Given request
Provide only the number of lines in the data below that contain the string "función".

Record set
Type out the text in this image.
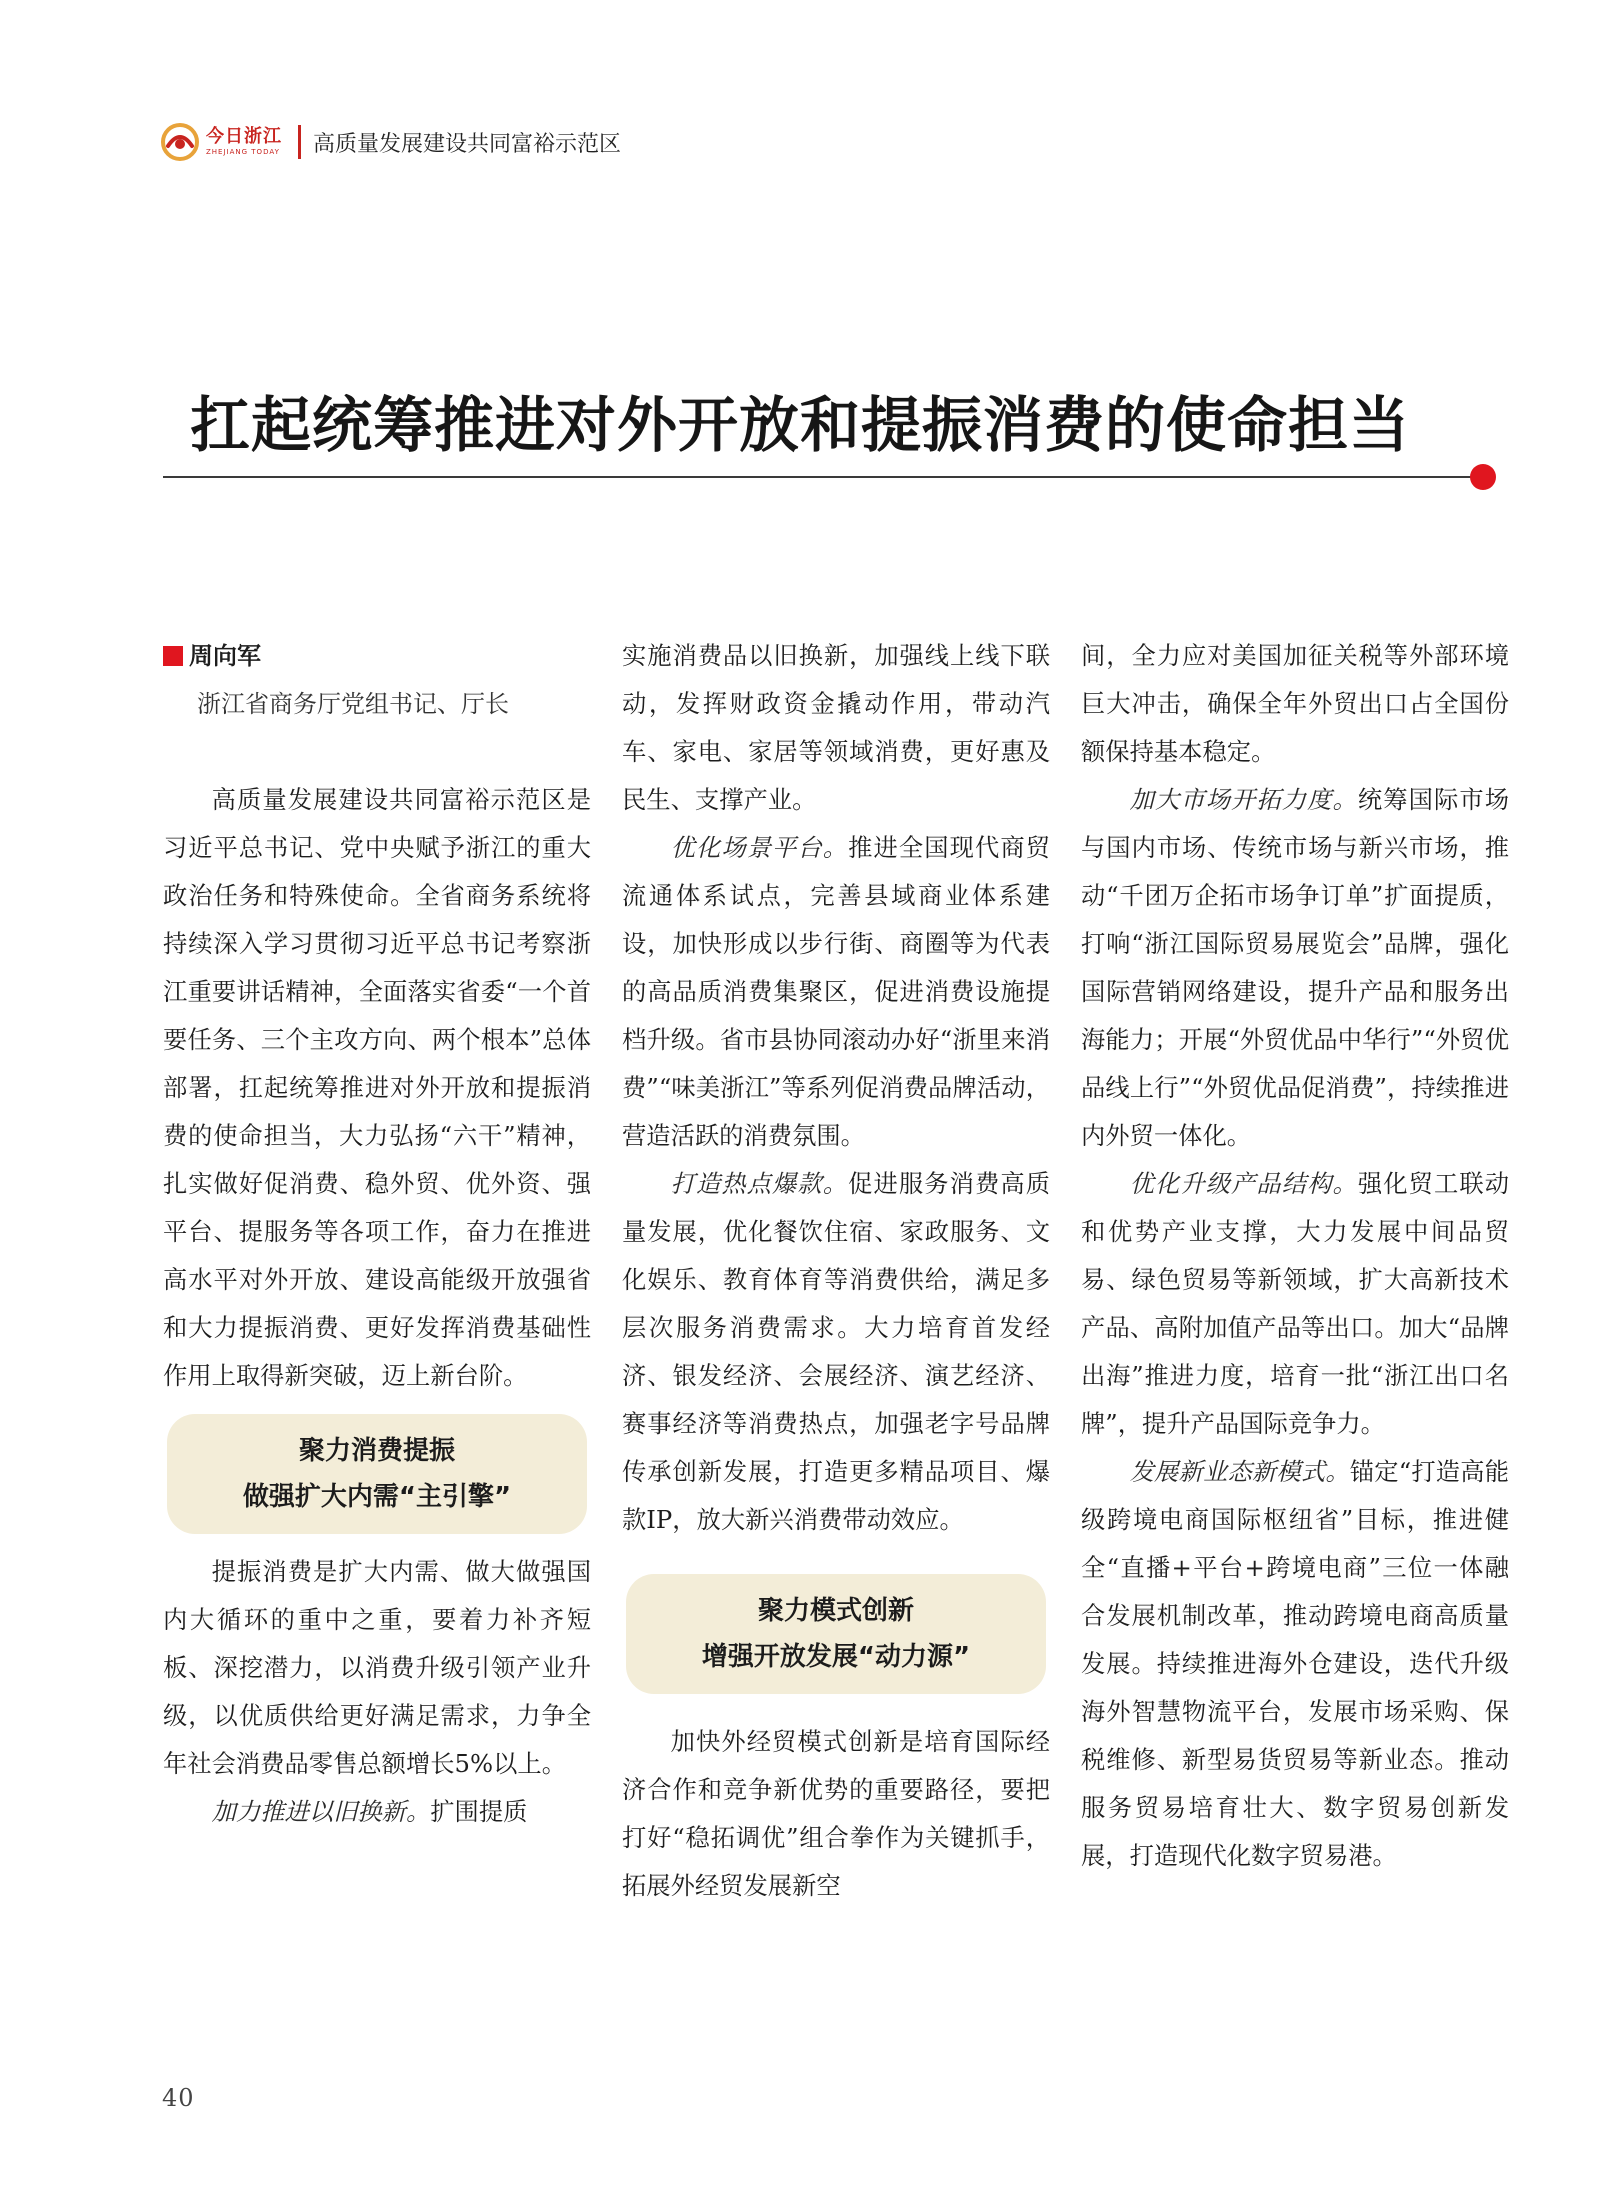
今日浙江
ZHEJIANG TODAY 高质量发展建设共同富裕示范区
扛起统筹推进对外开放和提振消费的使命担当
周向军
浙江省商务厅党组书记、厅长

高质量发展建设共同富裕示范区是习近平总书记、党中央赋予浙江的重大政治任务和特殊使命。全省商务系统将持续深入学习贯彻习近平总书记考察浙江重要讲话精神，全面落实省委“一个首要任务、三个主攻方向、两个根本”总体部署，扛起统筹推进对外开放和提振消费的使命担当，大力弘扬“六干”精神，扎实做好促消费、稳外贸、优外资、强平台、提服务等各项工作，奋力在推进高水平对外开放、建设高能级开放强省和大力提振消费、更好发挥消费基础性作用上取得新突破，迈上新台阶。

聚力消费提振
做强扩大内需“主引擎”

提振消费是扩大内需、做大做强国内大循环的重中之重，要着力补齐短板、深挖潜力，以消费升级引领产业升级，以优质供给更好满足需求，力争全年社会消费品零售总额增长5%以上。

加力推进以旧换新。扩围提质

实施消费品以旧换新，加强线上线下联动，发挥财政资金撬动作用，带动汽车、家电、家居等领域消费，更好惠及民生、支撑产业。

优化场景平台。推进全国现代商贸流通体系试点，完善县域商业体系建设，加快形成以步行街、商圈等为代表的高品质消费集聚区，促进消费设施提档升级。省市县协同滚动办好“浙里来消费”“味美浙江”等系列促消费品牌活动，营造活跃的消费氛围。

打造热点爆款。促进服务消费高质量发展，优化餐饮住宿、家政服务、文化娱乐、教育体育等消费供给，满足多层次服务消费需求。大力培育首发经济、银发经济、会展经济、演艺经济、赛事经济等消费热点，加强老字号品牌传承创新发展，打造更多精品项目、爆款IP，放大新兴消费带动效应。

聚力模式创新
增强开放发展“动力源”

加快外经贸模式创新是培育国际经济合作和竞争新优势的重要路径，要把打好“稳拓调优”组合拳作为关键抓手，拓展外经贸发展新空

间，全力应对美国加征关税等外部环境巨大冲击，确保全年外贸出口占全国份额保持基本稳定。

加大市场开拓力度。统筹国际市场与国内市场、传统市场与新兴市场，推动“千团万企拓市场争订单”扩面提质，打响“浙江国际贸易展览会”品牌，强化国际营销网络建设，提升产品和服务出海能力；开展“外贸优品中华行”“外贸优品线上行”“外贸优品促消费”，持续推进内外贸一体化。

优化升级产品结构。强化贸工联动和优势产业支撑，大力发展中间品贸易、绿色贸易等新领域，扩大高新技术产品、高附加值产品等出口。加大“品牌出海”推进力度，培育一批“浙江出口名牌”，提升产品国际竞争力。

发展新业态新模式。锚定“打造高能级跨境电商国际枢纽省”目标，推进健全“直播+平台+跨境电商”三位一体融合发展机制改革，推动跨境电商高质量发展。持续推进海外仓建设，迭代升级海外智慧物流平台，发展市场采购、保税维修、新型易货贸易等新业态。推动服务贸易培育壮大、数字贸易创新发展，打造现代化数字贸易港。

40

--

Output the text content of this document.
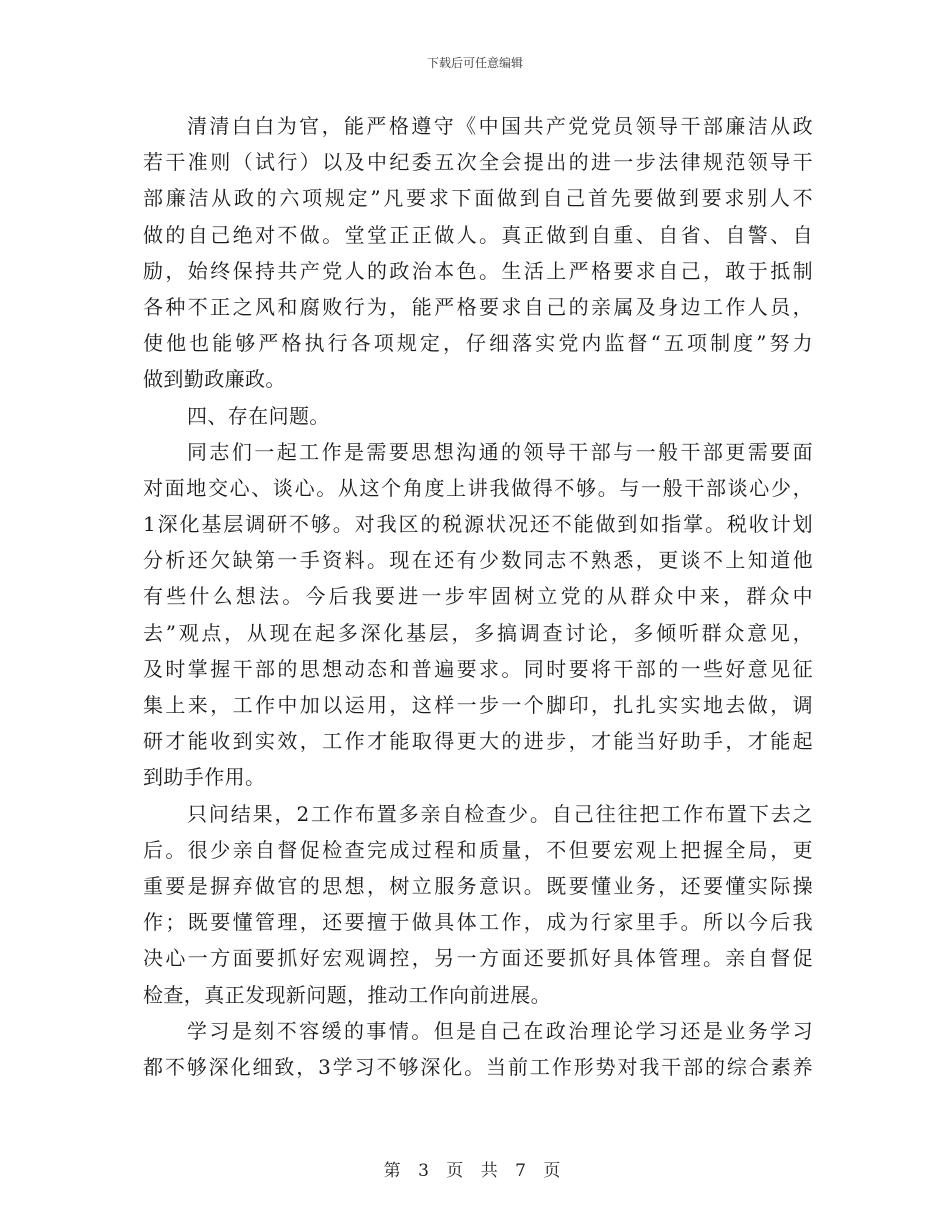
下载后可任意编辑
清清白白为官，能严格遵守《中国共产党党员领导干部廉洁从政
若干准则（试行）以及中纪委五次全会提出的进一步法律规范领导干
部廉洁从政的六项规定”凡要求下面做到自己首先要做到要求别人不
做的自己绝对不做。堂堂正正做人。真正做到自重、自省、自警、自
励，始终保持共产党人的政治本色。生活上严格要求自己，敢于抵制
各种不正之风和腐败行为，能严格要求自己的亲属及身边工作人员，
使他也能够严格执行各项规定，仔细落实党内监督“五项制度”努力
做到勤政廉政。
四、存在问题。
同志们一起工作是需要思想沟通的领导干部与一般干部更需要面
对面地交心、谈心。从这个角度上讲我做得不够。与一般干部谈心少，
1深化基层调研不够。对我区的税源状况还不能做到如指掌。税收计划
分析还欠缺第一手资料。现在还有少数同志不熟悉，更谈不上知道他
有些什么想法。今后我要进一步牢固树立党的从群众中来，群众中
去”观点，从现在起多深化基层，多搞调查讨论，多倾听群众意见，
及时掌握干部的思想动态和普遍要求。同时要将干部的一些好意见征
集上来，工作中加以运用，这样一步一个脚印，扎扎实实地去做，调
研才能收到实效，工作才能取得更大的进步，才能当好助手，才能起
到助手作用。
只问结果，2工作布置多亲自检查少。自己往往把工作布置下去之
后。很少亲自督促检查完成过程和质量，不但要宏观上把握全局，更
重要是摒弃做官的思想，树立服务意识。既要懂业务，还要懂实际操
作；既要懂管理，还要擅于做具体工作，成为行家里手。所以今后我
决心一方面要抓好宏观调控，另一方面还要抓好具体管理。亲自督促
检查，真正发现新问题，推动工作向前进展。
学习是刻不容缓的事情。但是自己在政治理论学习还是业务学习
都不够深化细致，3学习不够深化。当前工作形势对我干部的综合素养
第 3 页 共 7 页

---

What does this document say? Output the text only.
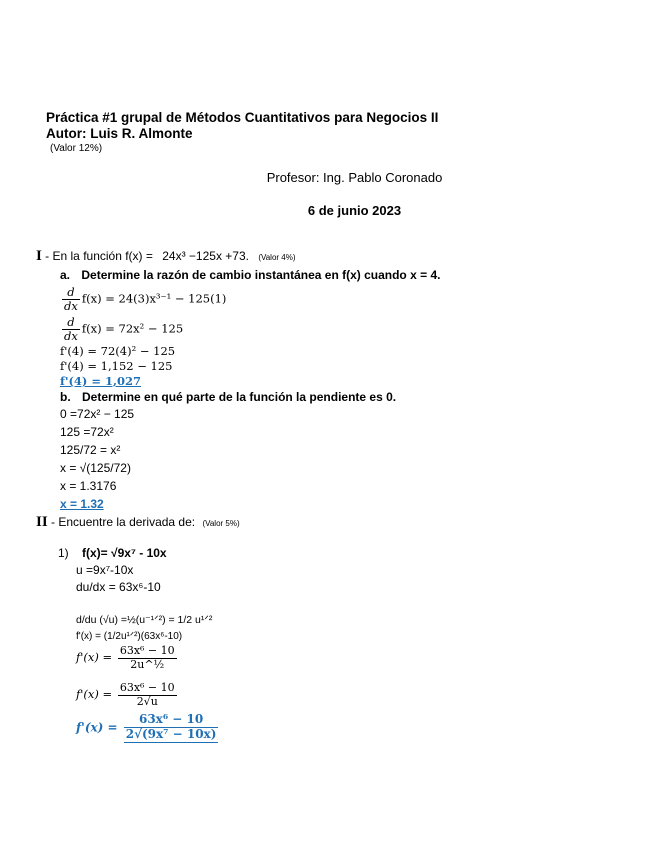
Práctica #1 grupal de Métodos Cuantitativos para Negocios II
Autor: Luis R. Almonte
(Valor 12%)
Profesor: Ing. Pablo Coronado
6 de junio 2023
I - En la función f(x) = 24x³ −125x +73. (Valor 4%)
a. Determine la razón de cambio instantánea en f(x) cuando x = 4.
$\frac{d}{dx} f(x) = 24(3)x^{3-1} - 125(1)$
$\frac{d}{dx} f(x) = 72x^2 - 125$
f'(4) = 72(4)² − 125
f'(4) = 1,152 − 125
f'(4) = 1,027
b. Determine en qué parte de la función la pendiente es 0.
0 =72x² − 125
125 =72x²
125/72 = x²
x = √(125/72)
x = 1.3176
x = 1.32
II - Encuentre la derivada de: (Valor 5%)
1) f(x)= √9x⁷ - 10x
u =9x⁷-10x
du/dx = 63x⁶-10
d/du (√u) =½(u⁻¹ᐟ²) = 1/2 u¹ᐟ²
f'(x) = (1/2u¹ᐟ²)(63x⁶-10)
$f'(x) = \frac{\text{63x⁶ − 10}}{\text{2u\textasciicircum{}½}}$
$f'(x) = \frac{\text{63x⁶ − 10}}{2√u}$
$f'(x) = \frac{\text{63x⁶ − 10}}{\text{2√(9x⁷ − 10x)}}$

Written response
2